** Task prompt **
Can you write out the whole listing exactly?

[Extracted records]
● ● ● ●
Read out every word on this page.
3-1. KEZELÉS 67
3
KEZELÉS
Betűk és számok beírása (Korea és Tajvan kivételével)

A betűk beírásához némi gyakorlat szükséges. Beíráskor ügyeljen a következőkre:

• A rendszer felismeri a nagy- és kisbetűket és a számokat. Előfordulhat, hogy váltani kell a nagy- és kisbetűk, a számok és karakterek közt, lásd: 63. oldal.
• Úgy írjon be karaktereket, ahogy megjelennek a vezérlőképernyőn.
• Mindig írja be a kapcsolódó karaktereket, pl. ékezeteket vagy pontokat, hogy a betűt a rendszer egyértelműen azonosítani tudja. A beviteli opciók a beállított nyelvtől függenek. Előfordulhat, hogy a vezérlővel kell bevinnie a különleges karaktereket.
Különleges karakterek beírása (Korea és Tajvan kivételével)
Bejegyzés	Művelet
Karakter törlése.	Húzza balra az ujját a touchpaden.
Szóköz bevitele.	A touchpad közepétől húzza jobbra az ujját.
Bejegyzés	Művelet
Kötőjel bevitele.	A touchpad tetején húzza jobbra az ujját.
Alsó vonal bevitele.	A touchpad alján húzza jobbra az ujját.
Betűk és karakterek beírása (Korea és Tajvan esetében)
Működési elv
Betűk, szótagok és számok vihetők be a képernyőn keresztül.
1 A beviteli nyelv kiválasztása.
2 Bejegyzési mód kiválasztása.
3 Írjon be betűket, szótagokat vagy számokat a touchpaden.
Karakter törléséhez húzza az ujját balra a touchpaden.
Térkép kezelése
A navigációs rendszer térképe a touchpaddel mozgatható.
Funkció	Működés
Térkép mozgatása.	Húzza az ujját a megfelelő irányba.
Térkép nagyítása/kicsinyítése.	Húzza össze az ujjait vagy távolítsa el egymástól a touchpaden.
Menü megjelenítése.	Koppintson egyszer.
● ● ● ●
** Answer to this task **
Read out every word on this page.
3-1. KEZELÉS 67
3
KEZELÉS
Betűk és számok beírása (Korea és Tajvan kivételével)

A betűk beírásához némi gyakorlat szükséges. Beíráskor ügyeljen a következőkre:

• A rendszer felismeri a nagy- és kisbetűket és a számokat. Előfordulhat, hogy váltani kell a nagy- és kisbetűk, a számok és karakterek közt, lásd: 63. oldal.
• Úgy írjon be karaktereket, ahogy megjelennek a vezérlőképernyőn.
• Mindig írja be a kapcsolódó karaktereket, pl. ékezeteket vagy pontokat, hogy a betűt a rendszer egyértelműen azonosítani tudja. A beviteli opciók a beállított nyelvtől függenek. Előfordulhat, hogy a vezérlővel kell bevinnie a különleges karaktereket.
Különleges karakterek beírása (Korea és Tajvan kivételével)
Bejegyzés	Művelet
Karakter törlése.	Húzza balra az ujját a touchpaden.
Szóköz bevitele.	A touchpad közepétől húzza jobbra az ujját.
Bejegyzés	Művelet
Kötőjel bevitele.	A touchpad tetején húzza jobbra az ujját.
Alsó vonal bevitele.	A touchpad alján húzza jobbra az ujját.
Betűk és karakterek beírása (Korea és Tajvan esetében)
Működési elv
Betűk, szótagok és számok vihetők be a képernyőn keresztül.
1 A beviteli nyelv kiválasztása.
2 Bejegyzési mód kiválasztása.
3 Írjon be betűket, szótagokat vagy számokat a touchpaden.
Karakter törléséhez húzza az ujját balra a touchpaden.
Térkép kezelése
A navigációs rendszer térképe a touchpaddel mozgatható.
Funkció	Működés
Térkép mozgatása.	Húzza az ujját a megfelelő irányba.
Térkép nagyítása/kicsinyítése.	Húzza össze az ujjait vagy távolítsa el egymástól a touchpaden.
Menü megjelenítése.	Koppintson egyszer.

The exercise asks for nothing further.